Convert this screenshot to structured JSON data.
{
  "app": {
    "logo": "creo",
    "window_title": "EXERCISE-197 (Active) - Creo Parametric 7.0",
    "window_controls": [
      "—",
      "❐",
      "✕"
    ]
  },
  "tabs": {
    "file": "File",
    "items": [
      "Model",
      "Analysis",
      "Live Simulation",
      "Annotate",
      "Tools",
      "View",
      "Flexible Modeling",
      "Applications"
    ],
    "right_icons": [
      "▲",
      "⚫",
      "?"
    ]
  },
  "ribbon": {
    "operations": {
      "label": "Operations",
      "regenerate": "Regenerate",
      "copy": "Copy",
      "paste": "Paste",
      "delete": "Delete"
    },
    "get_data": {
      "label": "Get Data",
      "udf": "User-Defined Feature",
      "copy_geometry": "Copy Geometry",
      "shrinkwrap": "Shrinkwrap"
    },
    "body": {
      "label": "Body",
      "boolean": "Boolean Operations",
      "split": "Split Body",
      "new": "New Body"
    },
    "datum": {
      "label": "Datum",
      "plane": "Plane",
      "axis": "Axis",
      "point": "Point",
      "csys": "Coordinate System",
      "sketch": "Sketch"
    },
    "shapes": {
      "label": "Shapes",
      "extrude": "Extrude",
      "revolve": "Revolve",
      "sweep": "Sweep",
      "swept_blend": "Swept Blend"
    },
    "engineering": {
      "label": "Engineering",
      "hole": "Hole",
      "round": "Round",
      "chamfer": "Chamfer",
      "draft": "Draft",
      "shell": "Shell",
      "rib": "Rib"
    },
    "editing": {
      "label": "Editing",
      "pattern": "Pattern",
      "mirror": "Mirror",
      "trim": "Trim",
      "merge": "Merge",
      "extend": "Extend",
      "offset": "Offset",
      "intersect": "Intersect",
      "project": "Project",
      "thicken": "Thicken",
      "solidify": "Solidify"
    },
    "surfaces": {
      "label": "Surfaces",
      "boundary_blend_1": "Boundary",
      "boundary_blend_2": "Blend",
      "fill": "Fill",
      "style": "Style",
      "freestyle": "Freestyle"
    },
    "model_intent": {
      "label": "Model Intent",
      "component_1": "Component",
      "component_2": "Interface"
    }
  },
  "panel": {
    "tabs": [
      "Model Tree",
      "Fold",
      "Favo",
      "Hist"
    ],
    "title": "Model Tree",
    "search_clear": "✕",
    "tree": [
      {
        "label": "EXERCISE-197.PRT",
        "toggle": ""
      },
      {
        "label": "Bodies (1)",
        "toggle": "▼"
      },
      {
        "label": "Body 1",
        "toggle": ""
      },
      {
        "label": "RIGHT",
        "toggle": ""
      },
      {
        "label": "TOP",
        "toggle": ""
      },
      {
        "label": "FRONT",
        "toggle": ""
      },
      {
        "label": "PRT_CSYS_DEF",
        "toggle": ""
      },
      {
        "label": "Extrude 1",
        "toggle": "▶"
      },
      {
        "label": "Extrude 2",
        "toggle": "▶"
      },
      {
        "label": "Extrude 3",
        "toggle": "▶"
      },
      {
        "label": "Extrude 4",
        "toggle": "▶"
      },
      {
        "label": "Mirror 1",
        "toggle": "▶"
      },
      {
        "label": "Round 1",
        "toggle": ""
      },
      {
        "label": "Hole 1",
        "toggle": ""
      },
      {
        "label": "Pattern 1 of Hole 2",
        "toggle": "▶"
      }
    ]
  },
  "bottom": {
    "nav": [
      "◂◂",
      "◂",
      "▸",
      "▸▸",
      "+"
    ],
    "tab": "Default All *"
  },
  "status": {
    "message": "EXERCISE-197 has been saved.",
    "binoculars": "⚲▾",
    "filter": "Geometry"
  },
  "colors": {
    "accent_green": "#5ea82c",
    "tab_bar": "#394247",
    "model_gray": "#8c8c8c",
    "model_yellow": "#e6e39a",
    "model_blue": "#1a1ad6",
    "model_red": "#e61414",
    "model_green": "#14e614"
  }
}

_ _ _ _

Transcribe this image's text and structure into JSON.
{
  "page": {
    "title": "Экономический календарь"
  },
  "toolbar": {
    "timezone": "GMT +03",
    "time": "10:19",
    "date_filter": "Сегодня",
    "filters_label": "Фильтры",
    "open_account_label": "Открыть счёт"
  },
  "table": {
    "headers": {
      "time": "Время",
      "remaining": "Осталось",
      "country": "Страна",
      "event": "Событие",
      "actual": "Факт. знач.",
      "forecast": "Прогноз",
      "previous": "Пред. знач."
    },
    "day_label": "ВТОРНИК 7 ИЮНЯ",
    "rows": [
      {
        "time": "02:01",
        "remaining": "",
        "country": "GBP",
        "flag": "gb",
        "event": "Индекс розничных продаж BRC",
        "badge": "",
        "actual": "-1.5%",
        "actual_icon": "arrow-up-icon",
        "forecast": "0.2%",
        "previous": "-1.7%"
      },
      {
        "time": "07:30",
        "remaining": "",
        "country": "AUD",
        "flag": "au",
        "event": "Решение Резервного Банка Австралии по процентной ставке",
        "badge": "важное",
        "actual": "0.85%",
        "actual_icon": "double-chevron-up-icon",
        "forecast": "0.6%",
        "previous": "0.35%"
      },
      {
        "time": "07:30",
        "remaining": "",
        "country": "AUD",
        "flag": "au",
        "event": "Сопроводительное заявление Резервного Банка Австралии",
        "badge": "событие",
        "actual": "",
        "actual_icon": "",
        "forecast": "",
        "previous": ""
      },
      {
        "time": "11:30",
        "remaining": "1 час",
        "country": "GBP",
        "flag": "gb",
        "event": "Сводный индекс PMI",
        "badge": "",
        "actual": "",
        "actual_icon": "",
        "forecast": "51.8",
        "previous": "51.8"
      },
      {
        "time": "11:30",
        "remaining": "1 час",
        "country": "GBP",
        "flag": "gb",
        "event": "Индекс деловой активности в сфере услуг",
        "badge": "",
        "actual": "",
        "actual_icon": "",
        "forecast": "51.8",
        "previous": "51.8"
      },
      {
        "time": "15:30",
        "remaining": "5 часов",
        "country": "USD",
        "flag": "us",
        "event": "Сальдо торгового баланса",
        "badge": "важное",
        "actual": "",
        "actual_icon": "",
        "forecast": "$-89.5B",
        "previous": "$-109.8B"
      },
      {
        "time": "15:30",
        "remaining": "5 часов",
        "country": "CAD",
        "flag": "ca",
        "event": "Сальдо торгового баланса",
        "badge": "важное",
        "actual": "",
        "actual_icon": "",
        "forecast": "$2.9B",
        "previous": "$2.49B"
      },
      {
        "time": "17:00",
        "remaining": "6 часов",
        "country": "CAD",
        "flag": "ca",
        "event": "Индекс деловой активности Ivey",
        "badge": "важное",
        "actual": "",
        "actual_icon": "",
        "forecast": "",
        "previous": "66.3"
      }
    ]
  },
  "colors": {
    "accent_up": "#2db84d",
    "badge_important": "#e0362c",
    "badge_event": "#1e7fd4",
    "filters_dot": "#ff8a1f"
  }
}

_ _ _ _

Task description: Find how many lines include the string "JSON" and report that number alone.

Exercise output: 2